Written task - Extract the complete listing and output it unchanged.

╭─ The input

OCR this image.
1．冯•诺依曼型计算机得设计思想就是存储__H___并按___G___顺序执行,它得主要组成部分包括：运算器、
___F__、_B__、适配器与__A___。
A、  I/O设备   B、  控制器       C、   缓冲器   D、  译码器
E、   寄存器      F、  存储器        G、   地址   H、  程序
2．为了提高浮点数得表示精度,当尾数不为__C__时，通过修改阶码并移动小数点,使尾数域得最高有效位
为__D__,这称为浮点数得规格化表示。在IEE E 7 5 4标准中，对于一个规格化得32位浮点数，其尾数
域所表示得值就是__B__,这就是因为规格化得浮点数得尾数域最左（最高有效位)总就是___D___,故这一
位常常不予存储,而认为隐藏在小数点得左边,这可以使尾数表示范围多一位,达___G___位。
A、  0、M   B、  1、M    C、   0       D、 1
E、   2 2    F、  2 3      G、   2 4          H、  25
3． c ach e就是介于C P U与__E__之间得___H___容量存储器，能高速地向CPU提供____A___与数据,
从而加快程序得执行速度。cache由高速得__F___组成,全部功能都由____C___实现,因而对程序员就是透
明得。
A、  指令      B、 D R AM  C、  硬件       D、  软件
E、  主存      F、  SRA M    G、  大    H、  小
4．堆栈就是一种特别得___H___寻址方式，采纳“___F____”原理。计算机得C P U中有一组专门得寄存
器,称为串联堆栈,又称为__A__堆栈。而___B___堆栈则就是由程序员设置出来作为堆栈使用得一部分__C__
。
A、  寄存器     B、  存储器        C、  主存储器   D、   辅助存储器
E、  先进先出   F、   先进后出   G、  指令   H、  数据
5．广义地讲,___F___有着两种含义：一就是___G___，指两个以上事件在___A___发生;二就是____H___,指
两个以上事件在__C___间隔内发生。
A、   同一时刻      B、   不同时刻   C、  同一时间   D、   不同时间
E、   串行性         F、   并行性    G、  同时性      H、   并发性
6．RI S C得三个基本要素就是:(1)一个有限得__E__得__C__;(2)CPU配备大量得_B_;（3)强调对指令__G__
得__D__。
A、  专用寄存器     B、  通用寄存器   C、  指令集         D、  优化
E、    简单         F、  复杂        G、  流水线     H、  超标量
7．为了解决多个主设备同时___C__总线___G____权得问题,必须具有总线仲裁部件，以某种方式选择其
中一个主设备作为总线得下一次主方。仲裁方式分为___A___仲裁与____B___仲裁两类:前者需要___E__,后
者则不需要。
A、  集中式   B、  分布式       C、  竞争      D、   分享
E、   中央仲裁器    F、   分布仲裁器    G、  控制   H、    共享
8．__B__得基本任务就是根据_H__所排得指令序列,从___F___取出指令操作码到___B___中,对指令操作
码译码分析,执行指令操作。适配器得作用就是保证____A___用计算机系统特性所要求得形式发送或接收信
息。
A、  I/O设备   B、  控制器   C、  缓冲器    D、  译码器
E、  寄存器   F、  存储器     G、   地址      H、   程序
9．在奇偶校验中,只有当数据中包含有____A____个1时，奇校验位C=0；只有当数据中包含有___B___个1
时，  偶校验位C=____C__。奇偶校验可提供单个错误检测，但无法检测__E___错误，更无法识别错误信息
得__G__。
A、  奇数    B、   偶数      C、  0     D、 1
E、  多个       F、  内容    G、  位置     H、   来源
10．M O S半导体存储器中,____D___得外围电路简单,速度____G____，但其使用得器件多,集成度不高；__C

╰─

Solution for this problem -
OCR this image.
1．冯•诺依曼型计算机得设计思想就是存储__H___并按___G___顺序执行,它得主要组成部分包括：运算器、
___F__、_B__、适配器与__A___。
A、  I/O设备   B、  控制器       C、   缓冲器   D、  译码器
E、   寄存器      F、  存储器        G、   地址   H、  程序
2．为了提高浮点数得表示精度,当尾数不为__C__时，通过修改阶码并移动小数点,使尾数域得最高有效位
为__D__,这称为浮点数得规格化表示。在IEE E 7 5 4标准中，对于一个规格化得32位浮点数，其尾数
域所表示得值就是__B__,这就是因为规格化得浮点数得尾数域最左（最高有效位)总就是___D___,故这一
位常常不予存储,而认为隐藏在小数点得左边,这可以使尾数表示范围多一位,达___G___位。
A、  0、M   B、  1、M    C、   0       D、 1
E、   2 2    F、  2 3      G、   2 4          H、  25
3． c ach e就是介于C P U与__E__之间得___H___容量存储器，能高速地向CPU提供____A___与数据,
从而加快程序得执行速度。cache由高速得__F___组成,全部功能都由____C___实现,因而对程序员就是透
明得。
A、  指令      B、 D R AM  C、  硬件       D、  软件
E、  主存      F、  SRA M    G、  大    H、  小
4．堆栈就是一种特别得___H___寻址方式，采纳“___F____”原理。计算机得C P U中有一组专门得寄存
器,称为串联堆栈,又称为__A__堆栈。而___B___堆栈则就是由程序员设置出来作为堆栈使用得一部分__C__
。
A、  寄存器     B、  存储器        C、  主存储器   D、   辅助存储器
E、  先进先出   F、   先进后出   G、  指令   H、  数据
5．广义地讲,___F___有着两种含义：一就是___G___，指两个以上事件在___A___发生;二就是____H___,指
两个以上事件在__C___间隔内发生。
A、   同一时刻      B、   不同时刻   C、  同一时间   D、   不同时间
E、   串行性         F、   并行性    G、  同时性      H、   并发性
6．RI S C得三个基本要素就是:(1)一个有限得__E__得__C__;(2)CPU配备大量得_B_;（3)强调对指令__G__
得__D__。
A、  专用寄存器     B、  通用寄存器   C、  指令集         D、  优化
E、    简单         F、  复杂        G、  流水线     H、  超标量
7．为了解决多个主设备同时___C__总线___G____权得问题,必须具有总线仲裁部件，以某种方式选择其
中一个主设备作为总线得下一次主方。仲裁方式分为___A___仲裁与____B___仲裁两类:前者需要___E__,后
者则不需要。
A、  集中式   B、  分布式       C、  竞争      D、   分享
E、   中央仲裁器    F、   分布仲裁器    G、  控制   H、    共享
8．__B__得基本任务就是根据_H__所排得指令序列,从___F___取出指令操作码到___B___中,对指令操作
码译码分析,执行指令操作。适配器得作用就是保证____A___用计算机系统特性所要求得形式发送或接收信
息。
A、  I/O设备   B、  控制器   C、  缓冲器    D、  译码器
E、  寄存器   F、  存储器     G、   地址      H、   程序
9．在奇偶校验中,只有当数据中包含有____A____个1时，奇校验位C=0；只有当数据中包含有___B___个1
时，  偶校验位C=____C__。奇偶校验可提供单个错误检测，但无法检测__E___错误，更无法识别错误信息
得__G__。
A、  奇数    B、   偶数      C、  0     D、 1
E、  多个       F、  内容    G、  位置     H、   来源
10．M O S半导体存储器中,____D___得外围电路简单,速度____G____，但其使用得器件多,集成度不高；__C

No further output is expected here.